Work to do => Copy out each line of the data that holds the word "Revisionen".

START Stored rows

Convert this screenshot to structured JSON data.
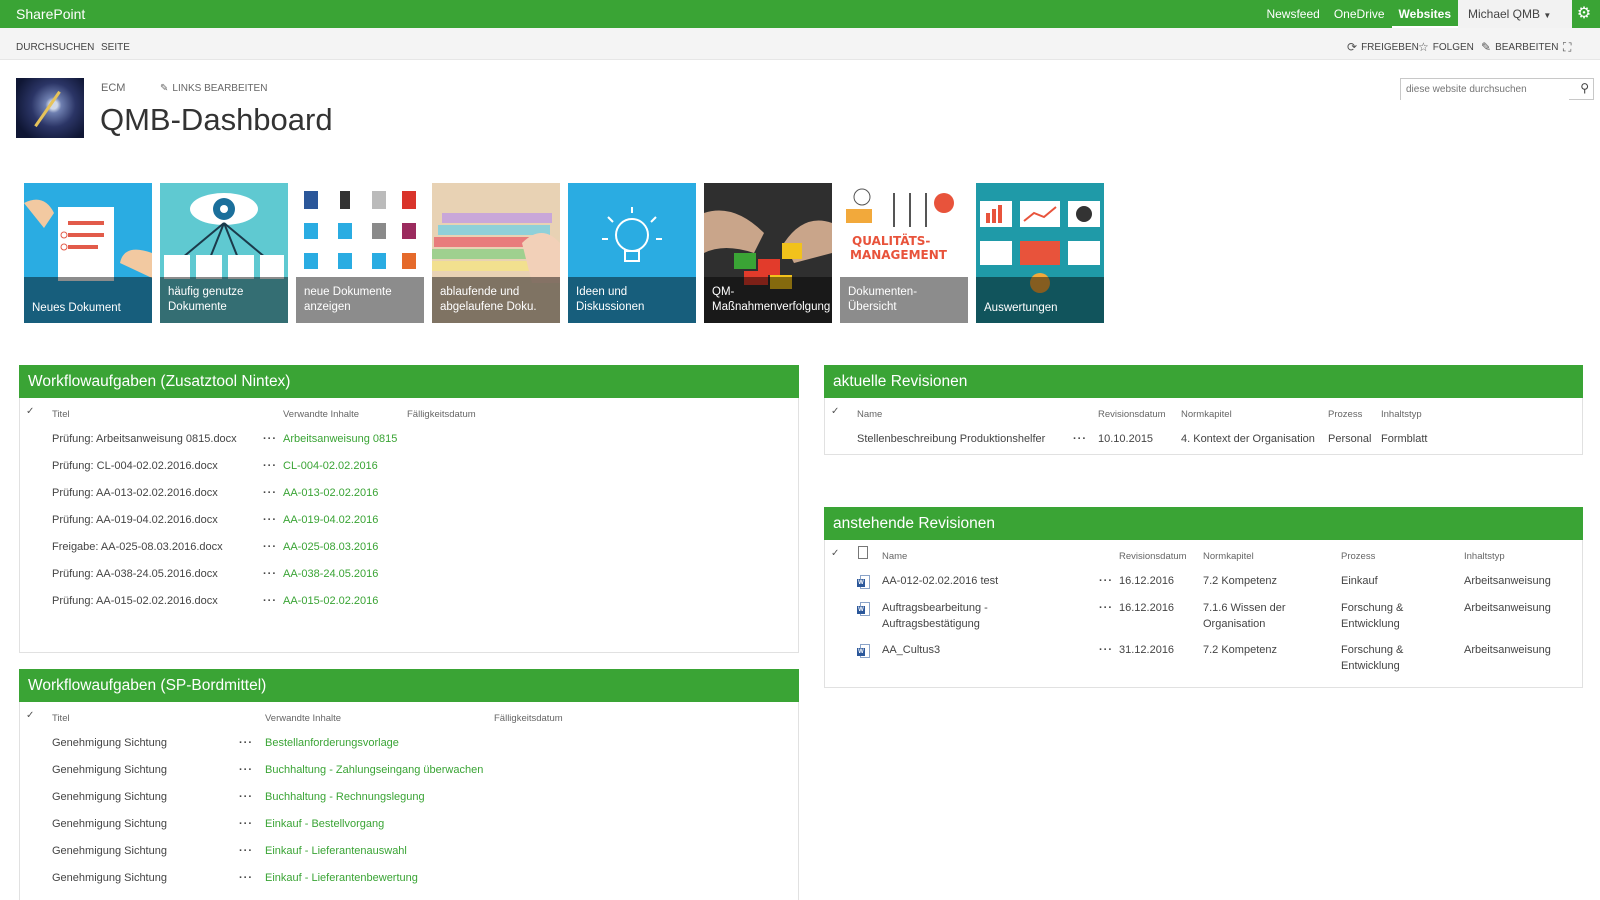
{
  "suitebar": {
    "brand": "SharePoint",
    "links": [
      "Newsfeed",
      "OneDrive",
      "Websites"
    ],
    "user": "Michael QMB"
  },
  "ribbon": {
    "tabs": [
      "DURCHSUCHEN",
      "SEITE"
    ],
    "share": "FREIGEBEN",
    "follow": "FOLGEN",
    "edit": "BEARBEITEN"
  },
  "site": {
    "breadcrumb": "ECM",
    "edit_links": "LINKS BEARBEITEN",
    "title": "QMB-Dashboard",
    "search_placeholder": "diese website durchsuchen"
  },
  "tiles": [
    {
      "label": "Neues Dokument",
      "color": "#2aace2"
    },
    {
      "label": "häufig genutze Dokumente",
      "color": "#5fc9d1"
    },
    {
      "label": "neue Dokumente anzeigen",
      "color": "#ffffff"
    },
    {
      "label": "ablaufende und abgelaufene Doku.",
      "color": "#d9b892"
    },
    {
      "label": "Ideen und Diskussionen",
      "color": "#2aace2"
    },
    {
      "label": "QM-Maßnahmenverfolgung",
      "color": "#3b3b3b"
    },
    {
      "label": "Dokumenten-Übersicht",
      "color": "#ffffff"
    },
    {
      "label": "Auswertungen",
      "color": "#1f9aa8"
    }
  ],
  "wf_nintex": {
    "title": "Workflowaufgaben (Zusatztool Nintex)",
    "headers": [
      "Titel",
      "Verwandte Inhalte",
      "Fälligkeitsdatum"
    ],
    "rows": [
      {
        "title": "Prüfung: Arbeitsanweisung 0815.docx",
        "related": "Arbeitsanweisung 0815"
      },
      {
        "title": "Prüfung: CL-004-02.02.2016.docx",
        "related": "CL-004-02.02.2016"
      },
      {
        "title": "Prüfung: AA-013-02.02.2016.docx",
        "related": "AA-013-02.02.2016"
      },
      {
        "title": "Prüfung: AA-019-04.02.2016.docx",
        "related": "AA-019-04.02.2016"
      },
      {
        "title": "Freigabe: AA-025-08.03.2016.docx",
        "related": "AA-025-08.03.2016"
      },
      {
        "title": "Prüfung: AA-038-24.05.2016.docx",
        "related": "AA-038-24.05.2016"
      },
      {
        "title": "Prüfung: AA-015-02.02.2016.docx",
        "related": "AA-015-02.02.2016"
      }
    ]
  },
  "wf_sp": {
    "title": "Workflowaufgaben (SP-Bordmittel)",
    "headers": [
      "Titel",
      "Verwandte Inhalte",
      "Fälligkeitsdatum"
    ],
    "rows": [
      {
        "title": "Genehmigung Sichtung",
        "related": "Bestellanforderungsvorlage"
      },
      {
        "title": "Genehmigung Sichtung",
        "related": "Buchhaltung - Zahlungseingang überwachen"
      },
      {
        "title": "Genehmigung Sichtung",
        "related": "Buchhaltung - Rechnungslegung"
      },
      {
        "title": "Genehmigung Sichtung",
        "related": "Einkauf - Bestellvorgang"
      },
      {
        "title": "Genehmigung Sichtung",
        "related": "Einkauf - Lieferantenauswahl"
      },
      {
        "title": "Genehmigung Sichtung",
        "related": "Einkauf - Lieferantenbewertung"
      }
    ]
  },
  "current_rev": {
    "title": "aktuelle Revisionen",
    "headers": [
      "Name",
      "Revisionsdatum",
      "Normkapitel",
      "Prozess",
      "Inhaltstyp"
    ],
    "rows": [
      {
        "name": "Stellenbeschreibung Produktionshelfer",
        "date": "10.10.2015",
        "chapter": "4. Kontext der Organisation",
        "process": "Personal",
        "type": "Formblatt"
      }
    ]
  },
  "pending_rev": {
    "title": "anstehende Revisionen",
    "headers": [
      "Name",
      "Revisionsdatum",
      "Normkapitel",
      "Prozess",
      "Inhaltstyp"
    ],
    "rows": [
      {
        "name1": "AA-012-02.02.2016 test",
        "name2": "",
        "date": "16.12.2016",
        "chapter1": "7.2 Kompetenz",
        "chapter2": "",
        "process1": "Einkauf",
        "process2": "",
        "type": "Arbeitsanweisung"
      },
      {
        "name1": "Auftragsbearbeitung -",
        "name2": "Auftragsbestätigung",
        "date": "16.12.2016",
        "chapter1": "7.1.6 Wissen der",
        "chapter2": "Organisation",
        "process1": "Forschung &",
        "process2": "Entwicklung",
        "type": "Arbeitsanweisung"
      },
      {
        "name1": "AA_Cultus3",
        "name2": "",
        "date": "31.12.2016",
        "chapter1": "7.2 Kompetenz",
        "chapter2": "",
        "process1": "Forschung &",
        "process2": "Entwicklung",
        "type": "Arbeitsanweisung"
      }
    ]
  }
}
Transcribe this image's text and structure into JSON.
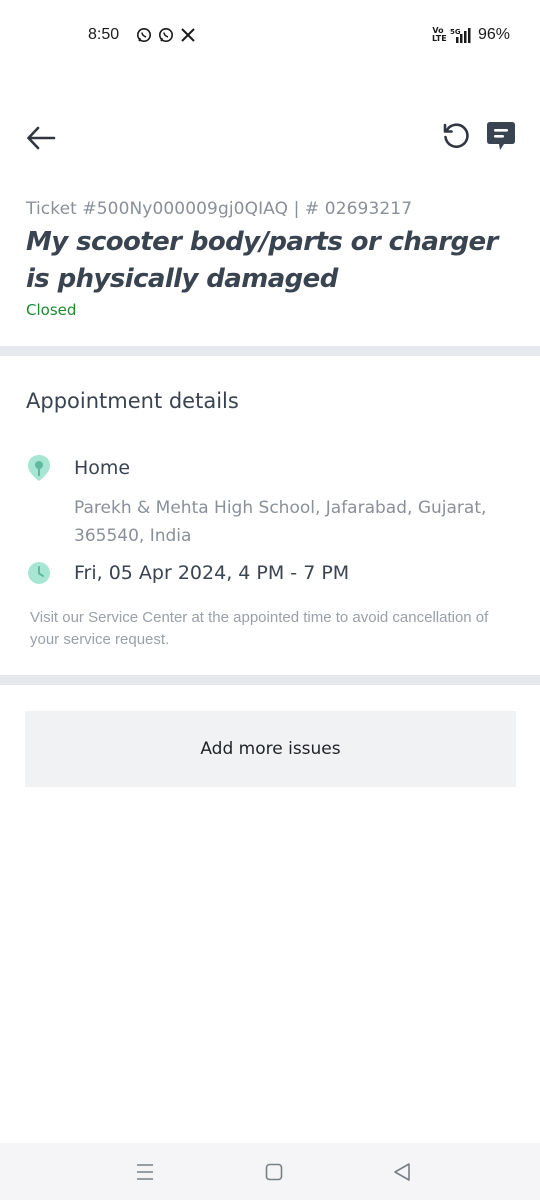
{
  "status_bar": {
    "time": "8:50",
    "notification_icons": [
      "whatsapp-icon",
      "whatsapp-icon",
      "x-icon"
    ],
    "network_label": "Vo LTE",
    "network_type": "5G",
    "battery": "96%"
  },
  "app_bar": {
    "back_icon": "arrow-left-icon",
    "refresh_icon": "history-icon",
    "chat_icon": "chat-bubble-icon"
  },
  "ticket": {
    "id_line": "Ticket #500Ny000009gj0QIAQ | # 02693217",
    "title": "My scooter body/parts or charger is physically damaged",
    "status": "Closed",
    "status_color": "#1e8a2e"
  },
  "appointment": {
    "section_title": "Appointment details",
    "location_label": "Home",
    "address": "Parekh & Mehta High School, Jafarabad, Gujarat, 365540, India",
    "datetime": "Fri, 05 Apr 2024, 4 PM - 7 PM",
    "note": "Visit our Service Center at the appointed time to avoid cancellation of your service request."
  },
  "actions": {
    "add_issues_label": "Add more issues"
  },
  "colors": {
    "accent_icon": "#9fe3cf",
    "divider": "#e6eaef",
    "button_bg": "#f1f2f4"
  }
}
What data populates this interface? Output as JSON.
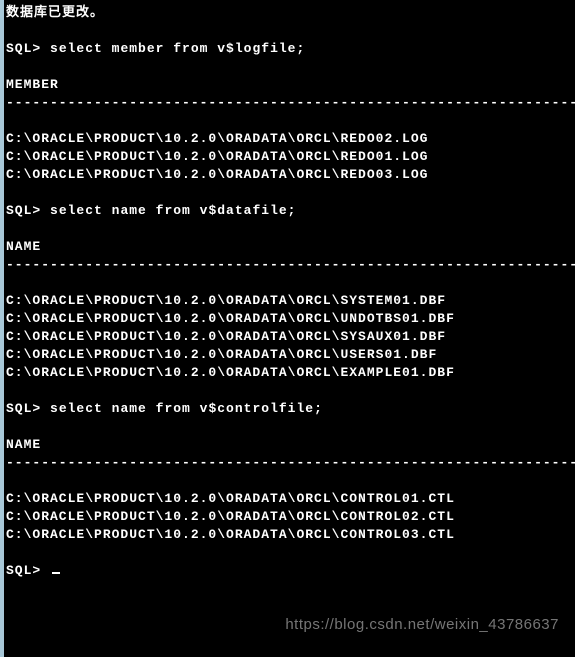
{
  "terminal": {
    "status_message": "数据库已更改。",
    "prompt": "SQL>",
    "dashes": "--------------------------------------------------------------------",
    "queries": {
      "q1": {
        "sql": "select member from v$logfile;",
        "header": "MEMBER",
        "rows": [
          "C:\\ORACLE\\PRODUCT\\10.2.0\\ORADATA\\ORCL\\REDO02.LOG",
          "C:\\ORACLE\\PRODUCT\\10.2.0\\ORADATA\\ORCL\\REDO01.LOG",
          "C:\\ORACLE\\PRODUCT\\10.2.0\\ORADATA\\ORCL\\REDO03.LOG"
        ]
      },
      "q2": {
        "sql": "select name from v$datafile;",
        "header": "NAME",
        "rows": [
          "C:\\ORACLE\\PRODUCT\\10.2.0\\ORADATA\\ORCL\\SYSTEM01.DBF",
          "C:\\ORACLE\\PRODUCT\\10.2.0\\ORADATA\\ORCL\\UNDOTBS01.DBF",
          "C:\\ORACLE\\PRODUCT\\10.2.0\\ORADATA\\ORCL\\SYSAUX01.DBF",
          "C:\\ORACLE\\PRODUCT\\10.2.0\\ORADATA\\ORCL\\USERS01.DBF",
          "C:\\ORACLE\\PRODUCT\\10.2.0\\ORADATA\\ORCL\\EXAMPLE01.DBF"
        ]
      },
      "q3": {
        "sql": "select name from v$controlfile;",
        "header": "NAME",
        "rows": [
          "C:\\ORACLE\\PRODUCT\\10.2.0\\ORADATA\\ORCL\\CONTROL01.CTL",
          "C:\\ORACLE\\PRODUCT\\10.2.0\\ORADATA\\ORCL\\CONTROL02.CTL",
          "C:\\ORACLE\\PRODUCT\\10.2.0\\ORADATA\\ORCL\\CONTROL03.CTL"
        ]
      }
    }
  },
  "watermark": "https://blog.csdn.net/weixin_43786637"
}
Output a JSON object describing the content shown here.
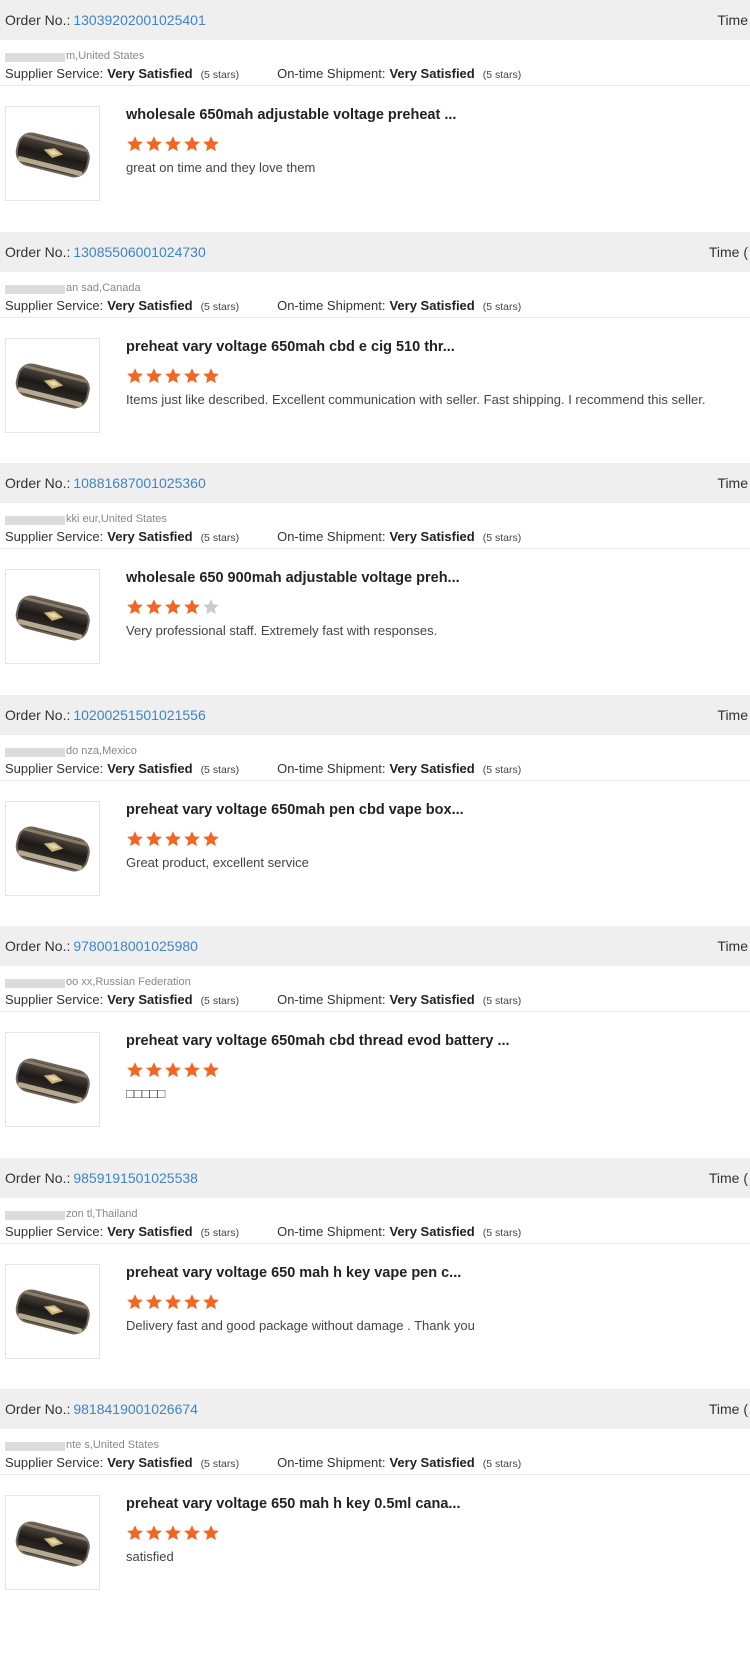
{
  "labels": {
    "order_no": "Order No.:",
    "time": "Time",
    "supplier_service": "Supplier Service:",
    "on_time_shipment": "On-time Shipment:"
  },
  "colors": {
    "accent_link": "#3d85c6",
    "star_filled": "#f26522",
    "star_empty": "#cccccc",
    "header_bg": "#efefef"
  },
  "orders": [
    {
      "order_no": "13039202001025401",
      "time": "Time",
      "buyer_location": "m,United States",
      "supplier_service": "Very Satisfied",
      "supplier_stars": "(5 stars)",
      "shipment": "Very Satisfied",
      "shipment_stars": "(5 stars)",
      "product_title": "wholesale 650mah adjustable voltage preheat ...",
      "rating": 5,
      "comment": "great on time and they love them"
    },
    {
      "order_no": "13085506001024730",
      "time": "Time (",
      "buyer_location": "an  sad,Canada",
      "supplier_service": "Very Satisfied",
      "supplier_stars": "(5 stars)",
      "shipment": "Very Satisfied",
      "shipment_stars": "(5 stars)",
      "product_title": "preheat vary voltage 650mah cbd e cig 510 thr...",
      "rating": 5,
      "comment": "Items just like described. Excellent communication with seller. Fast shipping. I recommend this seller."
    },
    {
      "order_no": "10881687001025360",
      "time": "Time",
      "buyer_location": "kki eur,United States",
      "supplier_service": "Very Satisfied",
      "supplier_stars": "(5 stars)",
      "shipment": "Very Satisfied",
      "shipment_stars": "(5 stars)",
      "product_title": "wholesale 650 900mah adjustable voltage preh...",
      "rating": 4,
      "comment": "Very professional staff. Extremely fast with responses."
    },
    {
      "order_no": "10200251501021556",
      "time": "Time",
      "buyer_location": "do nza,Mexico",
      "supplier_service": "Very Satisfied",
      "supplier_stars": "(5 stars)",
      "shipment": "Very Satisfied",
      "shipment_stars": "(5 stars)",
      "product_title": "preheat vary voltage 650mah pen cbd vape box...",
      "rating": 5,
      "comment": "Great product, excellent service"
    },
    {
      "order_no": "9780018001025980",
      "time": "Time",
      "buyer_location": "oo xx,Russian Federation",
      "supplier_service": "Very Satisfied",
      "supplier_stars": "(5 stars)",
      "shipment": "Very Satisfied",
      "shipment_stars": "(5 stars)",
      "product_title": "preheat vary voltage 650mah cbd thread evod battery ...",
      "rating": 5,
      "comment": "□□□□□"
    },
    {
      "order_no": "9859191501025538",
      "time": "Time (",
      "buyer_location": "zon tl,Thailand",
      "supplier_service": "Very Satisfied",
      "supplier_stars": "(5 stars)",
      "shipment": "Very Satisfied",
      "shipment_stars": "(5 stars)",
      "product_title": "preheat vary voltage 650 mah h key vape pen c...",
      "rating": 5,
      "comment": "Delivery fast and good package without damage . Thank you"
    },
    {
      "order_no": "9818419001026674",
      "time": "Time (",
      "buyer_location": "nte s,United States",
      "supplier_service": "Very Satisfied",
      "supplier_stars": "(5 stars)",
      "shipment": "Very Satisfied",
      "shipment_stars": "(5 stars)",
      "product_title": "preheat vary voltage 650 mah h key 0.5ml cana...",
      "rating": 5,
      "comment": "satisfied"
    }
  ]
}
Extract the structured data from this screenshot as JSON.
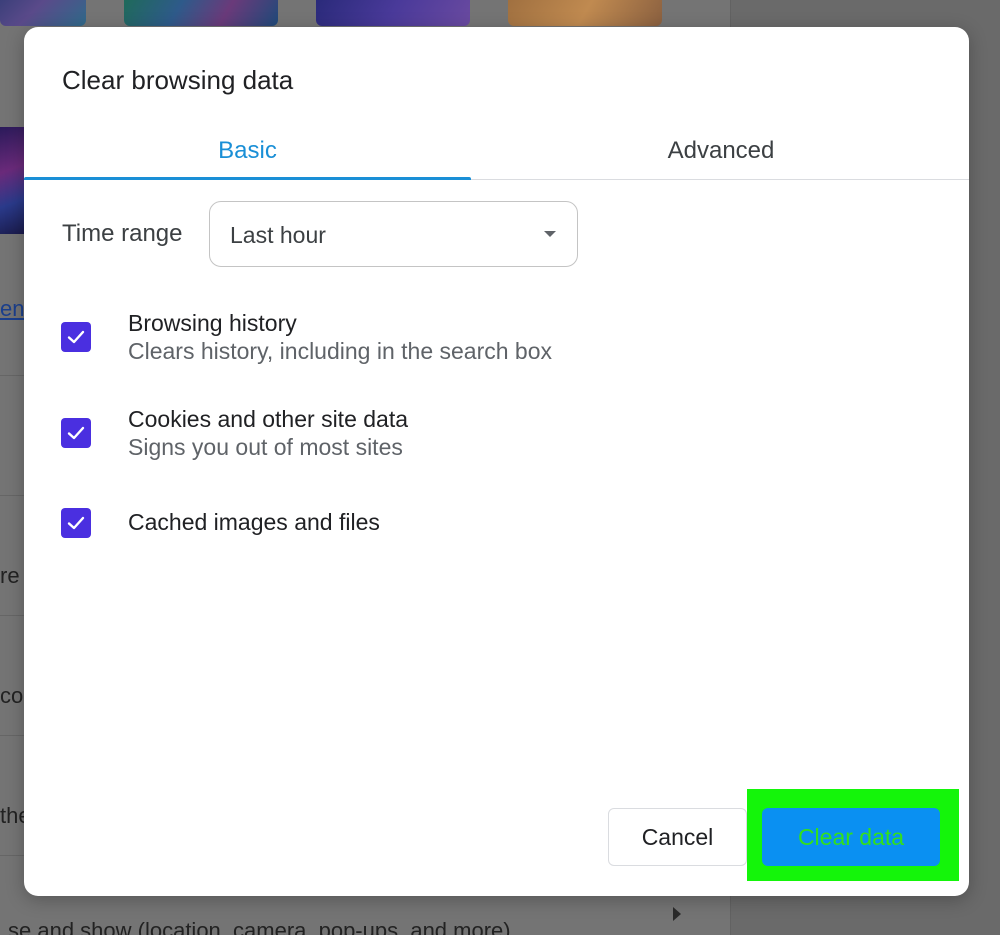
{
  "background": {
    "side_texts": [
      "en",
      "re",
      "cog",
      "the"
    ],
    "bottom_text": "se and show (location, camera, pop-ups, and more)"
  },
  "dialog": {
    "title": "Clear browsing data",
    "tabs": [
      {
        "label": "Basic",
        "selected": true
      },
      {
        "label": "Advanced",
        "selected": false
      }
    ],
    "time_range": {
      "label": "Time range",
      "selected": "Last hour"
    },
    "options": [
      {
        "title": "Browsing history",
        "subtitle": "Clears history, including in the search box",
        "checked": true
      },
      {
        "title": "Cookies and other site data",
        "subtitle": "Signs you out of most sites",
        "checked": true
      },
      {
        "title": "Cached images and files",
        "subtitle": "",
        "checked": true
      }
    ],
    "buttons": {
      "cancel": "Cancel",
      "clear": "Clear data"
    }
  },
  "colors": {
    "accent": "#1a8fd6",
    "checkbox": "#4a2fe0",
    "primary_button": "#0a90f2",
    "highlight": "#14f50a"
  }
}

END Stored rows

Task result =>
    "title": "aktuelle Revisionen",
    "title": "anstehende Revisionen",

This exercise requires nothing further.